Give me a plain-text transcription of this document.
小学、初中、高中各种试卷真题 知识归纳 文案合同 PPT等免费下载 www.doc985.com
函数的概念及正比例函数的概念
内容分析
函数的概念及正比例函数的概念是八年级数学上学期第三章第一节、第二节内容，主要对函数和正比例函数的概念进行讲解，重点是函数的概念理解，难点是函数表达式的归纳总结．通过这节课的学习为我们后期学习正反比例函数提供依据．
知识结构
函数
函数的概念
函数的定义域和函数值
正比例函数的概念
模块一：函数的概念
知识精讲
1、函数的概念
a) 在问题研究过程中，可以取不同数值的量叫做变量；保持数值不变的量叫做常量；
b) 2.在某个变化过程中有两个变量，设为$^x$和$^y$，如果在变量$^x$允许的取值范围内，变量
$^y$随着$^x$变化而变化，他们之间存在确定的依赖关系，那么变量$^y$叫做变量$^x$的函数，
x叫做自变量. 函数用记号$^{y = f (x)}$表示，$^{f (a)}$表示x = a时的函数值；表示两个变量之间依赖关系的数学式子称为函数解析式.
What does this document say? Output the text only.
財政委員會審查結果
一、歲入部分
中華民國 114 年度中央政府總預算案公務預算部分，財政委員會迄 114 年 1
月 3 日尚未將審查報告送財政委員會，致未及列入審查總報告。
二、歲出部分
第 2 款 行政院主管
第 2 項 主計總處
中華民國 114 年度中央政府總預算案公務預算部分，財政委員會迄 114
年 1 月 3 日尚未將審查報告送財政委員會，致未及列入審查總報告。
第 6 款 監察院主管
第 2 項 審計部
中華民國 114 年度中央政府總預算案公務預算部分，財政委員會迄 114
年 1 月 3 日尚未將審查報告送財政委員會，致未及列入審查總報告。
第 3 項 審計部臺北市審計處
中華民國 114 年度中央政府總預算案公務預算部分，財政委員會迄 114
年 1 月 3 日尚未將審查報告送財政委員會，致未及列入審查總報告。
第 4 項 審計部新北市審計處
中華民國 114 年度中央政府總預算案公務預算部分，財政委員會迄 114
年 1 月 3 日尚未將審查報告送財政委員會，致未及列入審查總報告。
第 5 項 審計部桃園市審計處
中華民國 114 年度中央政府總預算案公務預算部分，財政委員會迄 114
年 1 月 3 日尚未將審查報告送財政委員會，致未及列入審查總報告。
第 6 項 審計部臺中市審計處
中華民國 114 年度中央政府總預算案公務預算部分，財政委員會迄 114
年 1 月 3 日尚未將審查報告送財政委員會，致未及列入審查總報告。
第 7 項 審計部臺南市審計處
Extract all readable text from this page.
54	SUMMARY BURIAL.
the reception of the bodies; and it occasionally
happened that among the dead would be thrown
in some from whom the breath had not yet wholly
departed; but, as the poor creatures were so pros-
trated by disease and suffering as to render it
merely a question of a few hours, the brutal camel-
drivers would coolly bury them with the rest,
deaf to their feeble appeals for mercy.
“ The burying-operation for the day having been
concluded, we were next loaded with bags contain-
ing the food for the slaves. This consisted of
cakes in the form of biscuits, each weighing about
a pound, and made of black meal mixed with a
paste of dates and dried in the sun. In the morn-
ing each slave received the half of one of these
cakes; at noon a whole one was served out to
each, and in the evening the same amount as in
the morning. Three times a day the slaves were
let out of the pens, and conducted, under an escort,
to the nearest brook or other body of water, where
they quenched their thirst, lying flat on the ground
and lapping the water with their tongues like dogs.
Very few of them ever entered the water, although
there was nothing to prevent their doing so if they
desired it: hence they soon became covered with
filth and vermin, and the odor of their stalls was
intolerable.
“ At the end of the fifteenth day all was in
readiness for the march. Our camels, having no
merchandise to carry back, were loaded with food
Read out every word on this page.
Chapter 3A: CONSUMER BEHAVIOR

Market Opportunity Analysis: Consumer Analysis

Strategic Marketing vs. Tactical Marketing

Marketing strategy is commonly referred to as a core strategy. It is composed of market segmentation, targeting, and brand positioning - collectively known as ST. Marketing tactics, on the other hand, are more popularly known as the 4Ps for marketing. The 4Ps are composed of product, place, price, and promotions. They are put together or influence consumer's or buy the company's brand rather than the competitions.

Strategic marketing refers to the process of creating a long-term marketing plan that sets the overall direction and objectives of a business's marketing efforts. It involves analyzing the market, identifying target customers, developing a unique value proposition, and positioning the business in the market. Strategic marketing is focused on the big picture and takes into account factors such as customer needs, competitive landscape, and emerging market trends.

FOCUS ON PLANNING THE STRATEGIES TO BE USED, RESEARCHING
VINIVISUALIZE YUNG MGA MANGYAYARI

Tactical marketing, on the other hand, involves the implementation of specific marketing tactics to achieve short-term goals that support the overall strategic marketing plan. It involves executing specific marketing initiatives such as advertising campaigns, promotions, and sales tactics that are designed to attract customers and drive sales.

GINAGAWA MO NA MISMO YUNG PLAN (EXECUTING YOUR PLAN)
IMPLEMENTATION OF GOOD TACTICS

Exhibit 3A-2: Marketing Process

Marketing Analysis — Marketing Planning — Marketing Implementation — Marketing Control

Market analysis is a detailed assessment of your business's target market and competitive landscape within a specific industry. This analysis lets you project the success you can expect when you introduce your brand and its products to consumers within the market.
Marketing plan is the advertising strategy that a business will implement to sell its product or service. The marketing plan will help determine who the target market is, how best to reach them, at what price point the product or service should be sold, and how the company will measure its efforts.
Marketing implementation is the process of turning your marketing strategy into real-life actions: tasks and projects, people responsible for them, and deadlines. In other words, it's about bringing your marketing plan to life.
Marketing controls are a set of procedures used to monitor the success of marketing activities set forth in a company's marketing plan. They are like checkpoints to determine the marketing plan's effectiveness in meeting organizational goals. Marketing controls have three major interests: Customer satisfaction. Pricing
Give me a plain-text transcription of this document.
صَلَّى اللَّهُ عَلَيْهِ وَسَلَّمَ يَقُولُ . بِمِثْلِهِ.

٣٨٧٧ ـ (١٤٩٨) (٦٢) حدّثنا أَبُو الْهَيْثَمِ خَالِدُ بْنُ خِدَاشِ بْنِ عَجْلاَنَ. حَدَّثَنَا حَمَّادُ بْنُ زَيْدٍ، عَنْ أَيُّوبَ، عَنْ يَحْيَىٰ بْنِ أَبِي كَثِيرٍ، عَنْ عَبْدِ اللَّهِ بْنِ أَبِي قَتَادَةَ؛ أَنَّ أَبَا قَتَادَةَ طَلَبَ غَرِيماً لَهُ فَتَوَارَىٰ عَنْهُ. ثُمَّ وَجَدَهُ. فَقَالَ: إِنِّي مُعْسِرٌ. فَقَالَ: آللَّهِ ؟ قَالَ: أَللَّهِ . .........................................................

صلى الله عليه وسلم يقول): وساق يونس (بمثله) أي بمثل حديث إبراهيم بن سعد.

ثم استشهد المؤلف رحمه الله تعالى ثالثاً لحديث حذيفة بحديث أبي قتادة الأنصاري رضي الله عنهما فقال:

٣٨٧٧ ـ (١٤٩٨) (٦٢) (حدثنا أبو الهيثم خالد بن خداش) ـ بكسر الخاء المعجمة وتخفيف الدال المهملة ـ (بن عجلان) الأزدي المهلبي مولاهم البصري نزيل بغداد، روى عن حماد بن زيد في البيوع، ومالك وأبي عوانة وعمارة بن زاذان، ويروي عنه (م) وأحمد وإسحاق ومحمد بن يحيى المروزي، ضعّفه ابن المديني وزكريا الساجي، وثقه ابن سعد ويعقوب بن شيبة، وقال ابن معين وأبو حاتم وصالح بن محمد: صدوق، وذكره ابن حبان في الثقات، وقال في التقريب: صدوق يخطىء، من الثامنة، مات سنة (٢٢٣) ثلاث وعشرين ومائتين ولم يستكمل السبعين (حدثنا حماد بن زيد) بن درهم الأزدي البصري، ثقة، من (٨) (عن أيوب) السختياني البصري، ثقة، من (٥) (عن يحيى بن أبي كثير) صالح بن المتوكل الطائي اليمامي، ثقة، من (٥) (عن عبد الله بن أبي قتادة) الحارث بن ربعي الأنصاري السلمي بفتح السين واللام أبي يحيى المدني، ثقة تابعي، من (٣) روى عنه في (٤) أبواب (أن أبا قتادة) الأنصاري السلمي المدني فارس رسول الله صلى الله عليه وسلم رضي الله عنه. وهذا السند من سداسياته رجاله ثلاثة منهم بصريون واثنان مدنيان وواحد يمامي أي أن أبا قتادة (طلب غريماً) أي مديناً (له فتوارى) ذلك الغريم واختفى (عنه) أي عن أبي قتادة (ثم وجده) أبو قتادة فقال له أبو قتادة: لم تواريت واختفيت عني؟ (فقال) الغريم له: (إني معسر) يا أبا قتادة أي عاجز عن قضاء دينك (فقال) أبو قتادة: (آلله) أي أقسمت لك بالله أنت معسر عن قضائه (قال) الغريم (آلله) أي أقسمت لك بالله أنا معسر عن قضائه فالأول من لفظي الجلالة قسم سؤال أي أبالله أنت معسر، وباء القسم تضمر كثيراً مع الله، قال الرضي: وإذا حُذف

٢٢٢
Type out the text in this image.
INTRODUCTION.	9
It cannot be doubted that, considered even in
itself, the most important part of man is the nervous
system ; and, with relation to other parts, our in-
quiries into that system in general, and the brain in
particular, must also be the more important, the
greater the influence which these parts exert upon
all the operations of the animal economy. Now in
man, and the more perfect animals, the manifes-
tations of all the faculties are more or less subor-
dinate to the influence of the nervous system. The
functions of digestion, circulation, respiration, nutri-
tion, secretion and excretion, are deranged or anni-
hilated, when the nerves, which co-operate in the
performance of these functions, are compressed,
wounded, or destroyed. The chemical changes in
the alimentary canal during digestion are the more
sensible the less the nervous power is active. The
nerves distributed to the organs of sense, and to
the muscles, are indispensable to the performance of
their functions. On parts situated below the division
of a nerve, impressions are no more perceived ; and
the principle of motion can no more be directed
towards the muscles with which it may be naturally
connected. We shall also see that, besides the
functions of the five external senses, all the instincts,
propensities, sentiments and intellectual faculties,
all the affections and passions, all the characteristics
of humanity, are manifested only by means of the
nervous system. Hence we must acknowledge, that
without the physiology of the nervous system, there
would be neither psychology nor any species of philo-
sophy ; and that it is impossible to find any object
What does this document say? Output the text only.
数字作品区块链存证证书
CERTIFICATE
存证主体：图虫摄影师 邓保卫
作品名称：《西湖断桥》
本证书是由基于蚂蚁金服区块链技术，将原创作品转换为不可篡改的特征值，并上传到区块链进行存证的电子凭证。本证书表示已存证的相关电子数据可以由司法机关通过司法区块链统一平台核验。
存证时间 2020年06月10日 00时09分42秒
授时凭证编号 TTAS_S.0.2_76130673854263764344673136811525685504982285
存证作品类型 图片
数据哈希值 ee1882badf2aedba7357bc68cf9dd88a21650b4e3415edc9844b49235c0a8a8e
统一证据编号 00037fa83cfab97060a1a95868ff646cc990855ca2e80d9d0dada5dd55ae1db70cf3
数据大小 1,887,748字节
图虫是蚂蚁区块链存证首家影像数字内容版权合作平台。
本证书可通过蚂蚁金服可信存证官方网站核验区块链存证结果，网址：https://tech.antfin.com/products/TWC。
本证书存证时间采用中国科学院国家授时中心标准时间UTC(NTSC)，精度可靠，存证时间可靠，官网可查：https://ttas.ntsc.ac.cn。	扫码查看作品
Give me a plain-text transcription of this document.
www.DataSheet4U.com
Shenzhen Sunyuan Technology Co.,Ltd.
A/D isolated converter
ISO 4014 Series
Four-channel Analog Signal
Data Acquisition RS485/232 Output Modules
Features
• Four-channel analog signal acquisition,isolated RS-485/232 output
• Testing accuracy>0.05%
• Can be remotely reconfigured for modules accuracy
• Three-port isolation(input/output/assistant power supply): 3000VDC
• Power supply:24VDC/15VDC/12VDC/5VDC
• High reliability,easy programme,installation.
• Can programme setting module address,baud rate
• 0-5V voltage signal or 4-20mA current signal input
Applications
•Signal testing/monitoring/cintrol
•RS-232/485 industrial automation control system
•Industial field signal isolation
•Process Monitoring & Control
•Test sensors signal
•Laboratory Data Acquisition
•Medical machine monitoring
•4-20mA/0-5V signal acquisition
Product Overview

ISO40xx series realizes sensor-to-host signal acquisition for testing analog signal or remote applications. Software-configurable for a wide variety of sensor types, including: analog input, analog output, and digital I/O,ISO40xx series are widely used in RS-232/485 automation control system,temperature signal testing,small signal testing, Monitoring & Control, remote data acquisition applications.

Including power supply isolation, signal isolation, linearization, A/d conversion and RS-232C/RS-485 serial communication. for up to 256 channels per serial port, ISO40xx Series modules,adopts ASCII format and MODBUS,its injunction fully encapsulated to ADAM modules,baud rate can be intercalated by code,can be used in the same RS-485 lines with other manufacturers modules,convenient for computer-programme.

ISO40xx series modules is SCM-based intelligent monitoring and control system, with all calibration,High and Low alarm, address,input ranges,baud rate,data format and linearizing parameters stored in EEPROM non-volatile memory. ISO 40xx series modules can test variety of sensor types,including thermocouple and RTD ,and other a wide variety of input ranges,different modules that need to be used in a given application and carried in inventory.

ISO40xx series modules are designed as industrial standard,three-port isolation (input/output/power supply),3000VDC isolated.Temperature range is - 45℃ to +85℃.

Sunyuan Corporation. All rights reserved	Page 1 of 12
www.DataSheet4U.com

★ ★ ★

Written exercise
Take every line above carrying "also" and return it.

Solution
particular, must also be the more important, the
connected. We shall also see that, besides the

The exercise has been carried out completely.